● **EXTRAIT À LIRE**
===============

L’indianité des Antilles, l’oubliée de l’histoire

Jean Samuel Sahaï (à droite) mène des recherches historiques sur les communautés d'origine indienne aux Antilles
Dans « Adagio pour la Da », Jean Samuel Sahaï revient sur les multiples apports de la présence indienne aux Antilles. Un aspect négligé de l’histoire et des études post-coloniales.
L’année 2013 ne marque pas seulement le centenaire de la naissance du poète et homme politique martiniquais Aimé Césaire. Elle commémore également le 160e anniversaire de l’arrivée des premiers Indiens en Martinique (6 mai 1853), et le 150e anniversaire de la naissance d’Henry Sidambarom.
 

Le combat d'Henry Sidambarom

Pour beaucoup, même aux Antilles, le nom d’Henry Sidambarom (1863 – 1952) n’évoque pas grand-chose. Né le 5 juillet 1863 à Capesterre en Guadeloupe, ce fils d’immigrants tamouls défendra toute sa vie les Guadeloupéens d’origine indienne face au racisme et à une véritable discrimination d’Etat.

« Henry Sidambarom est quelqu’un à qui les Outre-mer et la Guadeloupe doivent beaucoup. Il a permis d’établir l’égalité pour les personnes d’origine indienne, en menant un combat non violent, par la parole et l’écriture », souligne Jean Samuel Sahaï, auteur du livre « Adagio pour la Da, les Indiens des Antilles de Henry Sidambarom à Aimé Césaire ».
 
Après l’abolition de l’esclavage en 1848 dans les colonies françaises, la majorité des esclaves déserte les plantations. Les grands propriétaires terriens, les anciens « maîtres », ont besoin de main d’œuvre. C’est la période de « l’engagisme ». Indiens, mais également Africains et Chinois, sont recrutés sous contrat et débarquent dans le nouveau monde. Les premiers Indiens arrivent le 6 mai 1853 à Saint-Pierre en Martinique, et le 23 décembre 1854 en Guadeloupe, après des traversées en bateau souvent effroyables et marquées par une forte mortalité.
 
Déracinés, affaiblis par le climat et de mauvaises conditions de vie, les Indiens sont méprisés, désignés par le terme péjoratif de « Koulis » et accablés de moqueries par les anciens esclaves. Leurs « employeurs » les exploitent sans vergogne et les font travailler comme des bêtes de somme. Beaucoup d’ailleurs n’y survivront pas. La majorité finira par déserter les plantations, comme leurs prédécesseurs, les esclaves noirs.

===============

● **DOCUMENTS SOURCES**
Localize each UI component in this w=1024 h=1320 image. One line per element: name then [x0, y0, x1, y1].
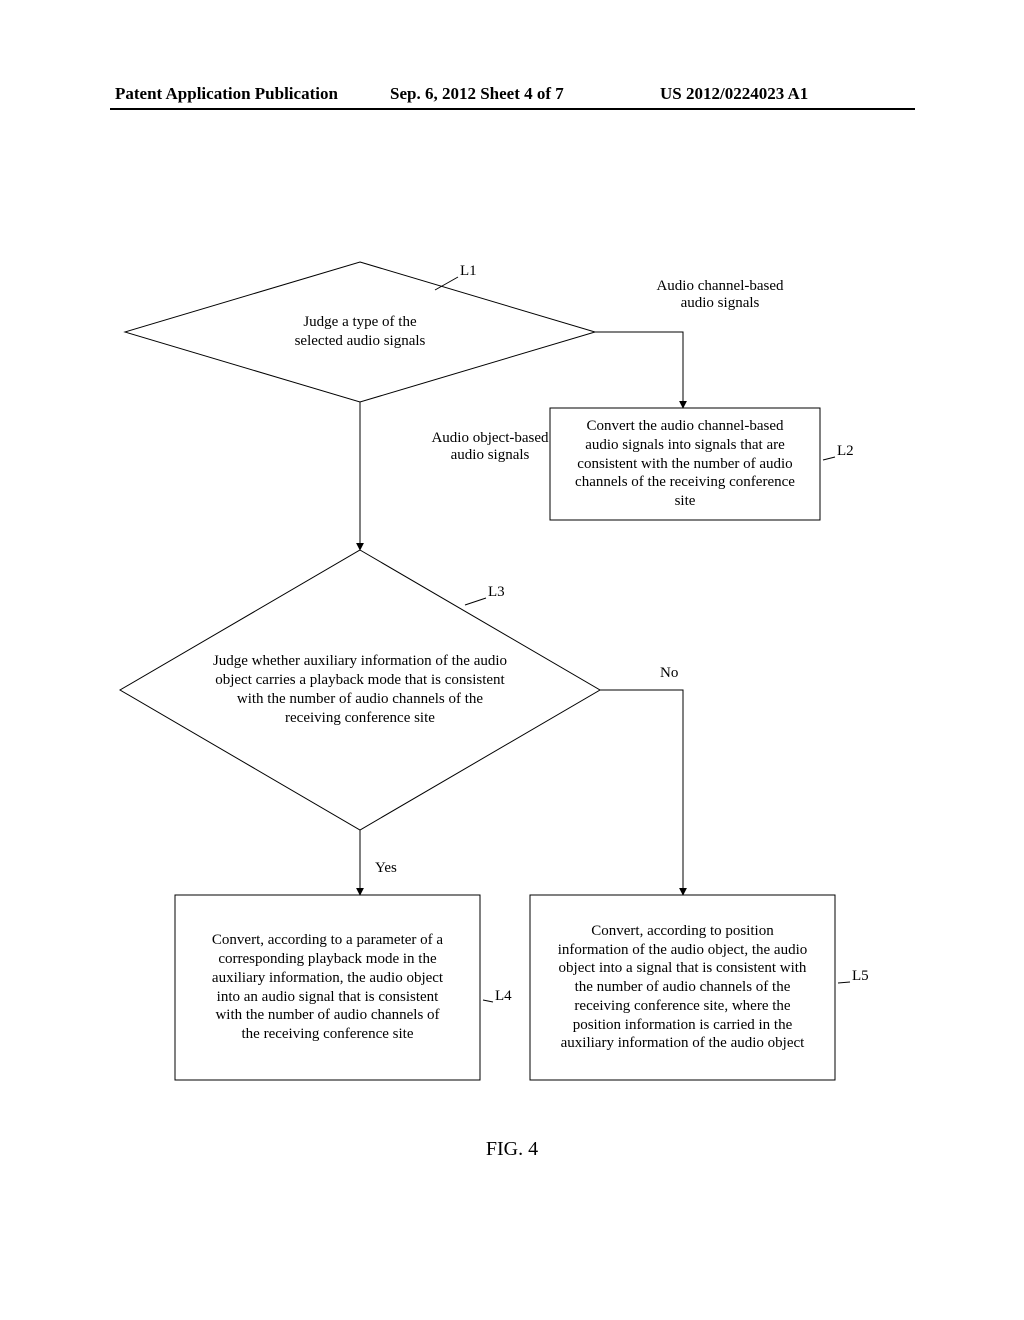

===============

● **TRAVAIL À EFFECTUER**
1. Répondez aux questions suivantes à partir de l'extrait sur l'indianité des Antilles.
(a) À quelle date les premiers Indiens arrivent-ils en Guadeloupe ?
(b) Dans quelle commune Henry Sidambarom est-il né ?
(c) Par quel terme péjoratif les Indiens sont-ils désignés ?
2. Poursuivez l'extrait sur l'indianité des Antilles à partir de sa dernière phrase.

● **RÉPONSES**
1.
(a) Le 23 décembre 1854.
(b) À Capesterre, en Guadeloupe.
(c) « Koulis ».

2.
 

La "Da" tamoule de Césaire

Honnis par tous, incluant l’Etat qui avait encouragé leur venue, les Indiens et leurs descendants, même nés aux Antilles, n’ont pas droit à la nationalité française. Ils ne peuvent pas voter et faire le service militaire, haut lieu d’insertion socio-professionnelle à l’époque. Henry Sidambarom n’aura de cesse de se battre contre cette injustice, jusqu’à ce qu’il obtienne gain de cause.
 
Ce sera fait le 21 avril 1923, jour où les Guadeloupéens d’origine indienne acquièrent officiellement la nationalité française, par le gouvernement de la IIIe République. L’année suivante, la citoyenneté française et les droits civiques afférents sont élargis à tous les descendants d’Indiens des Outre-mer français.
 
Dans son livre, souvent entrecoupé d’intermèdes poétiques inspirés de la musicalité créole, d’où le titre « Adagio… », Jean Samuel Sahaï revient sur l’itinéraire d’Henry Sidambarom et des Indiens des Antilles. Il consacre aussi de nombreuses réflexions à Aimé Césaire et à son « indianité », rappelant que la « Da » du jeune Aimé, sa nourrice, était d’origine tamoule.
 
« Il y a beaucoup d’études et de documentation sur l’histoire de l’esclavage, alors qu’il y a encore peu de choses sur la présence indienne », regrette l’auteur, qui poursuit ses recherches sur cette question. « En 2004, cependant, on a commémoré les 150 ans de l’arrivée des Indiens en Guadeloupe. A la suite de cet événement beaucoup de publications ont vu le jour. Mais il faudrait que cela s’inscrive aussi dans les livres scolaires. »
 
Jean Samuel Sahaï – Adagio pour la Da, les Indiens des Antilles de Henry Sidambarom à Aimé Césaire – éditions Atramenta, juin 2013 – 265 pages, 25 euros.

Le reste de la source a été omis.